**AUFGABENSTELLUNG**.
- 1) In welcher Stadt beraten die EU-Innen- und Justizminister laut dem Artikel über die Grenzkontrollen über Anti-Terrormassnahmen?
- 2) Schreib den Artikel über die Grenzkontrollen für Schengen-Bürger im Anschluss an seinen letzten Satz weiter.

Grenzkontrollen für alle Schengen-Bürger
Die EU will die Tore für Jihad-Rückkehrer dichtmachen: Dazu könnten bald systematische Kontrollen an den Aussengrenzen und ein intensiver Datenaustausch eingeführt werden. Betroffen ist auch die Schweiz.

Unter dem Eindruck der Attentate in Paris diskutieren die EU-Innen- und Justizminister am Donnerstag und Freitag im lettischen Riga über einen Strauss von Anti-Terrormassnahmen. Im Fokus des informellen Treffens steht, wie sich Europa vor «Rückkehrern» besser schützen kann. Die Angst vor «Rückkehrern» ist seit dem Anschlag auf das französische Satiremagazin «Charlie Hebdo» gestiegen. Denn sowohl der Attentäter in Brüssel, der vier Menschen getötet haben soll, sowie einer der Attentäter von Paris sind in Europa aufgewachsen. Beide sollen ausserdem im Ausland eine militärische Ausbildung erhalten haben.

**DATENSÄTZE**.
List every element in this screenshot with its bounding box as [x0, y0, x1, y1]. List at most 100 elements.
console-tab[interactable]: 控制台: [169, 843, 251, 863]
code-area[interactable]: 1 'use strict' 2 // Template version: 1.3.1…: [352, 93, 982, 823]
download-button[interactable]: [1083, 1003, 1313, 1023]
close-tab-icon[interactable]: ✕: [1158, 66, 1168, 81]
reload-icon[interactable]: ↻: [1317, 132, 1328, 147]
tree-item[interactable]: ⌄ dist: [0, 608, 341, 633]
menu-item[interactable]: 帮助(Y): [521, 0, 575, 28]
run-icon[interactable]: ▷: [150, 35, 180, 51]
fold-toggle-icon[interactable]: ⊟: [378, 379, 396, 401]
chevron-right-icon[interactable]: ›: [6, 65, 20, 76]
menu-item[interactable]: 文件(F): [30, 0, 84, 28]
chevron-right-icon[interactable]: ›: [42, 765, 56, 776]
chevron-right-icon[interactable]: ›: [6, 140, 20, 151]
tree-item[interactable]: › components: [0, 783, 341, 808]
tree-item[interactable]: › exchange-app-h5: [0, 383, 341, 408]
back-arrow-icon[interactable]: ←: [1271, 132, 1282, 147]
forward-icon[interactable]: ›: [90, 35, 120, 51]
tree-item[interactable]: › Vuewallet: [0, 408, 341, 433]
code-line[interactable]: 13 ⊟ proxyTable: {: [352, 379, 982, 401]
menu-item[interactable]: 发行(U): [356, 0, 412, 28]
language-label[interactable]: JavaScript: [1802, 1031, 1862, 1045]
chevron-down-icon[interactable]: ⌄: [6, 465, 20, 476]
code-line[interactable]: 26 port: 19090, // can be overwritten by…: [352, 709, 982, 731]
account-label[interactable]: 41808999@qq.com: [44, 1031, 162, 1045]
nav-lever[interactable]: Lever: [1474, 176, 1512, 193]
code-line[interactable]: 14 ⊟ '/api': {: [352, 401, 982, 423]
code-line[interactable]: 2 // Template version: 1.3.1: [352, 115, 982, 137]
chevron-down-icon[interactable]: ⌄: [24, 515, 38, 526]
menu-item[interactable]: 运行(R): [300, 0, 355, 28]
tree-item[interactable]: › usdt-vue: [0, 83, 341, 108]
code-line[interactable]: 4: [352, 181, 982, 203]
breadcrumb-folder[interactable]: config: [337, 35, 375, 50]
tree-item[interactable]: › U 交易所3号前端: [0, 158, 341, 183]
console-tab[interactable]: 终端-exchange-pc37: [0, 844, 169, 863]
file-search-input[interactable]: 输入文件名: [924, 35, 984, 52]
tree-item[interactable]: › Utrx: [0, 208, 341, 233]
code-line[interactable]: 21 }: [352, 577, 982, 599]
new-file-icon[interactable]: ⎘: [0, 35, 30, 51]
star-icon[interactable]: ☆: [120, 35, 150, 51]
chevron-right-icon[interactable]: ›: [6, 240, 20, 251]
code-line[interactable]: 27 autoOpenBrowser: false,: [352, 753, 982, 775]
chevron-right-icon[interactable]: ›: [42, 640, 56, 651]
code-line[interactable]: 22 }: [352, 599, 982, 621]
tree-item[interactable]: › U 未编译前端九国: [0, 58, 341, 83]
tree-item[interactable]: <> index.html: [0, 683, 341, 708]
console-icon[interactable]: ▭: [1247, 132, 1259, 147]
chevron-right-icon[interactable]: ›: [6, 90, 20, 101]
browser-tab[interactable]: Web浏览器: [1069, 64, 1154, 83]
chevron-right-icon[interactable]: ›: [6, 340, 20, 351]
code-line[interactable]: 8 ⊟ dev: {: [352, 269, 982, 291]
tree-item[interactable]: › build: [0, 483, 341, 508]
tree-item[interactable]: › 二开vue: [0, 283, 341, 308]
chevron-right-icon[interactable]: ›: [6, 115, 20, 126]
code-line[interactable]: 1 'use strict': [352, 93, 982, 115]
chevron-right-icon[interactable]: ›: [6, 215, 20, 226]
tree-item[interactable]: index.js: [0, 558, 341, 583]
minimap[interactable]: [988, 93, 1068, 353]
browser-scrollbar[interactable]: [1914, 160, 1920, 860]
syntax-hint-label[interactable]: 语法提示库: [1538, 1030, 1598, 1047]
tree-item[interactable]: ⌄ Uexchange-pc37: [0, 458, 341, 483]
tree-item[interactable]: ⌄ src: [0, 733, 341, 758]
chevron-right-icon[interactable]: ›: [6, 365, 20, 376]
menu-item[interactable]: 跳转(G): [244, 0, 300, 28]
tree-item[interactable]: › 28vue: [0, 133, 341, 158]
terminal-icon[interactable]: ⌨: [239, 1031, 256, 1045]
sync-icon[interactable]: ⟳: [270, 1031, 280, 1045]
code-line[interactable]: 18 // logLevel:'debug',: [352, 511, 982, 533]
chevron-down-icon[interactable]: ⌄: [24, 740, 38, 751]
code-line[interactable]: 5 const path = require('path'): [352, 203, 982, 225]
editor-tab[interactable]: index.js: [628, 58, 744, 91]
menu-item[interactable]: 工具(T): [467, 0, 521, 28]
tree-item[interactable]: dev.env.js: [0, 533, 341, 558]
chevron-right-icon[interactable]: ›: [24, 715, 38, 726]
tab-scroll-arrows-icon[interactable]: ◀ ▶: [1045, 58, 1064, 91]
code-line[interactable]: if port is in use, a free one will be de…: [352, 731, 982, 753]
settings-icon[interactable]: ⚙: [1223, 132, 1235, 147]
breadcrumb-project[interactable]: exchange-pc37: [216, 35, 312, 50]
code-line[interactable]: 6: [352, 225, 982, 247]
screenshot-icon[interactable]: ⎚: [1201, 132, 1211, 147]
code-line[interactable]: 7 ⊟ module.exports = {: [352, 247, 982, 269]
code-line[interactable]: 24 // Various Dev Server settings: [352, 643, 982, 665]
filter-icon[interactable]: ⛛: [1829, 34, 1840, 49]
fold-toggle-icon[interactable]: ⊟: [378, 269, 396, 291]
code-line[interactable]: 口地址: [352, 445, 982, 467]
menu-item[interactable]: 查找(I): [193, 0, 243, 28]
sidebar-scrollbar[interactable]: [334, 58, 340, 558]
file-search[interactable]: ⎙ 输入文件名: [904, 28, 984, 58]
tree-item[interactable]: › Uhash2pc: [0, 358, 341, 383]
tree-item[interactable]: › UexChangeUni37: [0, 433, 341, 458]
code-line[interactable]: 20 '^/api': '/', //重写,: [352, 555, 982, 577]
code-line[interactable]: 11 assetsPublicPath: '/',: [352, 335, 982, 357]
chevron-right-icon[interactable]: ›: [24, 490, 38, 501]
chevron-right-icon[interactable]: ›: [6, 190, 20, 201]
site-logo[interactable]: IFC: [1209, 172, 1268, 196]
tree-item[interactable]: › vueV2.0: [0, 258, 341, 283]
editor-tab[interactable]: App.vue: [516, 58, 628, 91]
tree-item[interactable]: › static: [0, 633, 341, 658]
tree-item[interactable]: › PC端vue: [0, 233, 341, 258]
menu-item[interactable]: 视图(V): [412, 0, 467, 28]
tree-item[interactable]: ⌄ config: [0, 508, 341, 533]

**ERWARTETE ANTWORTEN**.
- 1) Im lettischen Riga.

- 2)
Bereits letzte Woche beschlossen daher die EU-Aussenminister, zur Terrorbekämpfung mit Ländern im Nahen Osten, in Nordafrika sowie der Türkei besser zusammenzuarbeiten. Nun befassen sich auch die EU-Innenminister mit dem Thema. Konkret geht es darum, potenzielle Jihadisten bereits bei ihrer Rückreise nach Europa zu identifizieren. Da es sich bei diesen Leuten aber oft um Europäer handelt, gestaltet sich dies schwierig.
Denn heutzutage wird ein Schengen-Bürger bei seiner Einreise in den Schengenraum lediglich auf seine Identität hin überprüft. Ob er hingegen im Schengener Informationssystem registriert ist, etwa weil er zur Fahndung ausgeschrieben ist, wird nicht systematisch kontrolliert.
Unterschiedliche Risiko-Analysen
Nun steht bei den Ministern zur Diskussion, ob künftig alle Personen, die aus einem bestimmten Land oder Gebiet nach Europa reisen, systematisch via SIS überprüft werden sollen. Denn es ist bekannt, dass bei europäischen Jihad-Reisenden etwa die Route via Türkei nach Syrien besonders beliebt ist. Daran könnte man potenzielle Jihadisten frühzeitig erkennen.
Doch hier ergibt sich ein weiterer Knackpunkt, den es zu diskutieren gilt: Heute macht jeder Schengen-Staat seine eigene Risiko-Analyse – er bewertet selber, welche Reisenden aus welchen Gebieten als potenziell gefährlich gelten.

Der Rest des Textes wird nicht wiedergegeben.